• Work to do:
Copy every line of the data exactly, leaving nothing out.

** start **

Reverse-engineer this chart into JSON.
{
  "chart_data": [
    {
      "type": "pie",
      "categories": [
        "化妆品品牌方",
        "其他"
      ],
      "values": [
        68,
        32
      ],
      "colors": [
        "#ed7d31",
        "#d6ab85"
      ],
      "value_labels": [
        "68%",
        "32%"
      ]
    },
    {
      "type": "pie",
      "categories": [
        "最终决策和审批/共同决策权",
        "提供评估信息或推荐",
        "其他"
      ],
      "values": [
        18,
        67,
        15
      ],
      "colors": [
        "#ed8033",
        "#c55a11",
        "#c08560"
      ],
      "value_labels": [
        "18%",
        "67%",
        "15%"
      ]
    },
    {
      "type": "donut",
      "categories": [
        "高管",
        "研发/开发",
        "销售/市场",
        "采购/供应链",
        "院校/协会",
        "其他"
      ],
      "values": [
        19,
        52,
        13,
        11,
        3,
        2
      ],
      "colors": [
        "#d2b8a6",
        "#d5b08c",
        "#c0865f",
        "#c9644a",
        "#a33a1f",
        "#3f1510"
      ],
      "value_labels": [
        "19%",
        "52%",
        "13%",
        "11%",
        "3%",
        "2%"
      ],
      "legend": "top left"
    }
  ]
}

** end **

• Exercise response:
Reverse-engineer this chart into JSON.
{
  "chart_data": [
    {
      "type": "pie",
      "categories": [
        "化妆品品牌方",
        "其他"
      ],
      "values": [
        68,
        32
      ],
      "colors": [
        "#ed7d31",
        "#d6ab85"
      ],
      "value_labels": [
        "68%",
        "32%"
      ]
    },
    {
      "type": "pie",
      "categories": [
        "最终决策和审批/共同决策权",
        "提供评估信息或推荐",
        "其他"
      ],
      "values": [
        18,
        67,
        15
      ],
      "colors": [
        "#ed8033",
        "#c55a11",
        "#c08560"
      ],
      "value_labels": [
        "18%",
        "67%",
        "15%"
      ]
    },
    {
      "type": "donut",
      "categories": [
        "高管",
        "研发/开发",
        "销售/市场",
        "采购/供应链",
        "院校/协会",
        "其他"
      ],
      "values": [
        19,
        52,
        13,
        11,
        3,
        2
      ],
      "colors": [
        "#d2b8a6",
        "#d5b08c",
        "#c0865f",
        "#c9644a",
        "#a33a1f",
        "#3f1510"
      ],
      "value_labels": [
        "19%",
        "52%",
        "13%",
        "11%",
        "3%",
        "2%"
      ],
      "legend": "top left"
    }
  ]
}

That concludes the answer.